## ARTICLE
Why are there so many kernel threads in my processing?
I have a Bash script, attached. At its core it:
* reads each line of the input file (sans the first one)
* parses the line into fields
* escapes single quote characters in a few fields
* builds an SQL INSERT statement
* appends the statement to a variable
* when done with all lines, the variable is output as a file
This process seems too slow, and I can't figure out why. Granted, some of the input files may be megabytes in size, and some of my input files have more fields than others.
When I use htop to observe what is going on, I see half the processing is red (kernel processes).
Can you give me some advice as to why things are so slow? Is cat too big? Is tail too big? Is the parsing labor intensive? Do I have too many piped processes? Is sed inherently slow?
Attached is a a screen dump illustrating the state of the processors.
Any help would be appreciated. How can I increase the thru-put of my script?
--
Eric Morgan
University of Notre Dame
#!/usr/bin/env bash
# pos2sql.sh - given a TSV file of keywords, output a set of SQL INSERT statements
# usage: mkdir -p ./tmp/sql-pos; find ./pos -name "*.pos" | sort | parallel --will-cite /export/reader/bin/pos2sql.sh
# Eric Lease Morgan <[log in to unmask]>
# (c) University of Notre Dame and distributed under a GNU Public License
# June 21, 2020 - based on other work
# configure
SQLPOS='./tmp/sql-pos'
TEMPLATE="INSERT INTO pos ( 'id', 'sid', 'tid', 'token', 'lemma', 'pos' ) VALUES ( '##ID##', '##SID##', '##TID##', '##TOKEN##', '##LEMMA##', '##POS##' );"

## TASKS AND EXERCISES
1. In the forum post about the slow Bash script, what tool does the author use to watch what is going on during processing?
2. Retype the part of the forum post about the slow Bash script starting with "Can you give" and going on through "of the processors.".
3. Continue the forum post about the slow Bash script from the point where it stops.
The data after this point comes from a separate source.

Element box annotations

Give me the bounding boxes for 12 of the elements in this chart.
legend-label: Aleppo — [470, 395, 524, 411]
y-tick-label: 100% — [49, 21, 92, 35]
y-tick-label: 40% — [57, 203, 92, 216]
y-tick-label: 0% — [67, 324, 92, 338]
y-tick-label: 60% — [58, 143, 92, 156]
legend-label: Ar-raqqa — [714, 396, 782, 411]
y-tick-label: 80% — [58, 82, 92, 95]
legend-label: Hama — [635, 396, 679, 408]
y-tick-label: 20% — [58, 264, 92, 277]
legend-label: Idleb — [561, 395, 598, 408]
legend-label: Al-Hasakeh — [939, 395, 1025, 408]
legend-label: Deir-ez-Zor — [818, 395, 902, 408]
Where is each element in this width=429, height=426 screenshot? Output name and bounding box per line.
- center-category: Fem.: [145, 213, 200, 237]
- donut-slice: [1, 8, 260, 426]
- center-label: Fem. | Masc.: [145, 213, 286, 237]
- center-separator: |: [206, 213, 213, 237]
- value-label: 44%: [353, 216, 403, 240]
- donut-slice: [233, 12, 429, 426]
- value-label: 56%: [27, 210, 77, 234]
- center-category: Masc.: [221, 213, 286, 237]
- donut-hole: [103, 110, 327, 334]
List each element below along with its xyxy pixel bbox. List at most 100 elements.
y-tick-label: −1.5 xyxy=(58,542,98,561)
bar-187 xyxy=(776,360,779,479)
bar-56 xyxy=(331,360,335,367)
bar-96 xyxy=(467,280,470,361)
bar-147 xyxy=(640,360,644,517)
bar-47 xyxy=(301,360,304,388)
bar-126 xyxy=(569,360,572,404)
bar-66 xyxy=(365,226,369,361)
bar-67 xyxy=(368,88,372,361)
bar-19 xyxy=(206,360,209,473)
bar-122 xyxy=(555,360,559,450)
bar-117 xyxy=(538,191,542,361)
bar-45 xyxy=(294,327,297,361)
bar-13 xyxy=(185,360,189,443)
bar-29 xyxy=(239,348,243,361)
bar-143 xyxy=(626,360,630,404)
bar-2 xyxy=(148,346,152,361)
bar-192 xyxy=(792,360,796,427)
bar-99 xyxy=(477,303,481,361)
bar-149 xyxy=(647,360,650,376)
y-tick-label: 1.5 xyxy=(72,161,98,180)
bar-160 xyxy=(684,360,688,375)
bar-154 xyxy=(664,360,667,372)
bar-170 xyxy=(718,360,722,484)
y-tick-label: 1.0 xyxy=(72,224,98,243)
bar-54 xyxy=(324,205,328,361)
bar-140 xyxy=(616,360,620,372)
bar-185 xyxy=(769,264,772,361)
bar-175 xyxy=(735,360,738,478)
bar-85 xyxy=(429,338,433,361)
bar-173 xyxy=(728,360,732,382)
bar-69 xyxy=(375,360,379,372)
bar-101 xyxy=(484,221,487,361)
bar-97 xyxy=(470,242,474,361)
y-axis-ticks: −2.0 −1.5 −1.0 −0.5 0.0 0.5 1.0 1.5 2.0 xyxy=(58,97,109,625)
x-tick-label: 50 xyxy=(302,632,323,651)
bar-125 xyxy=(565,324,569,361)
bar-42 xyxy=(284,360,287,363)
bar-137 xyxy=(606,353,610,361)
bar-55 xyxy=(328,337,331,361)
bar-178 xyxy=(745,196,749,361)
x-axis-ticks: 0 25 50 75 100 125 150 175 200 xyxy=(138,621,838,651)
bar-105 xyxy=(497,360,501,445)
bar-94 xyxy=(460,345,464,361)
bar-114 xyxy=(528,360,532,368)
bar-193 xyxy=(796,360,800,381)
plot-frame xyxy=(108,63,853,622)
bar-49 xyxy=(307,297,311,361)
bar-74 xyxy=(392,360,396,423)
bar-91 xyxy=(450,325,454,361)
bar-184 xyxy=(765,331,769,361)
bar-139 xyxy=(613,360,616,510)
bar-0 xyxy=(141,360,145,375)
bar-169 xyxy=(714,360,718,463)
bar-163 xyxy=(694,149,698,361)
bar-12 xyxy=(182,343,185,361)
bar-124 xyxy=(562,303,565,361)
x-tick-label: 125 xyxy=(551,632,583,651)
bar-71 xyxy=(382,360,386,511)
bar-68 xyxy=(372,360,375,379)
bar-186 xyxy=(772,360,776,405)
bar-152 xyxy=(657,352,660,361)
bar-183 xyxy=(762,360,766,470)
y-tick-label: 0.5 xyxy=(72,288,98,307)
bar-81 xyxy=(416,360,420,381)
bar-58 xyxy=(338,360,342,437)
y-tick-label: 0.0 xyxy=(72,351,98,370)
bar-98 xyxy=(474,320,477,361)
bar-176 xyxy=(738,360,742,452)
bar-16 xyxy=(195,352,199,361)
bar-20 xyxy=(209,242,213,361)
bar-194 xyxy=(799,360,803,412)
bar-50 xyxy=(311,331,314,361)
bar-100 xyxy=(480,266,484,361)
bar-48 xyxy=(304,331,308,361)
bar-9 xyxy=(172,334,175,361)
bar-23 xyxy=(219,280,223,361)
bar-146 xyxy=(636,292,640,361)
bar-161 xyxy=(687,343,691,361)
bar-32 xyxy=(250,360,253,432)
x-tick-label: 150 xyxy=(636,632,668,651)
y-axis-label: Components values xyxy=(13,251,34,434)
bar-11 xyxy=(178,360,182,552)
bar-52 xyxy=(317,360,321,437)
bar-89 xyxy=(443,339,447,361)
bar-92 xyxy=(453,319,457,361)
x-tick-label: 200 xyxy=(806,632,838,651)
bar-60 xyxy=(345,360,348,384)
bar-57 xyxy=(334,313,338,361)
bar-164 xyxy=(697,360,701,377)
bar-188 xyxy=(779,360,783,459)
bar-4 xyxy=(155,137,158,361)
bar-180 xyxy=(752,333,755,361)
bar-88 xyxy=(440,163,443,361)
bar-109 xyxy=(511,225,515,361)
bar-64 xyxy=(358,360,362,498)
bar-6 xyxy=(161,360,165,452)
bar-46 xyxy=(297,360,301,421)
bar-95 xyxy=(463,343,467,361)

## TASK RESULTS
1. htop

2.
Can you give me some advice as to why things are so slow? Is cat too big? Is tail too big? Is the parsing labor intensive? Do I have too many piped processes? Is sed inherently slow?
Attached is a a screen dump illustrating the state of the processors.

3.
if [[ -z $1 ]]; then
echo "Usage: $0 <pos>" >&2
exit
fi
# initialize
TSV=$1
BASENAME=$( basename $TSV .pos )
IFS=$'\t'
# debug
echo "$BASENAME" >&2
# if the desired output already exists, then don't do it again
if [[ -f "$SQLPOS/$BASENAME.sql" ]]; then exit; fi
# extract document_id; I wish they had given me a key
DOCUMENTID=$( echo $BASENAME | cut -d'-' -f2 | sed 's/^0*//' )
# configure and then process each line in the file, sans the header
cat $TSV | tail -n +2 | ( while read ID SID TID TOKEN LEMMA POS; do
# escape
TOKEN=$( echo $TOKEN | sed "s/'/''/g" )
LEMMA=$( echo $LEMMA | sed "s/'/''/g" )
# create an INSERT statement and then update the SQL
INSERT=$( echo $TEMPLATE | sed "s/##ID##/$DOCUMENTID/" | sed "s|##SID##|$SID|" | sed "s|##TID##|$TID|" | sed "s|##TOKEN##|$TOKEN|" | sed "s|##LEMMA##|$LEMMA|" | sed "s|##POS##|$POS|" )
SQL="$SQL$INSERT\n"
done
# output
echo -e "$SQL" > "$SQLPOS/$BASENAME.sql"
)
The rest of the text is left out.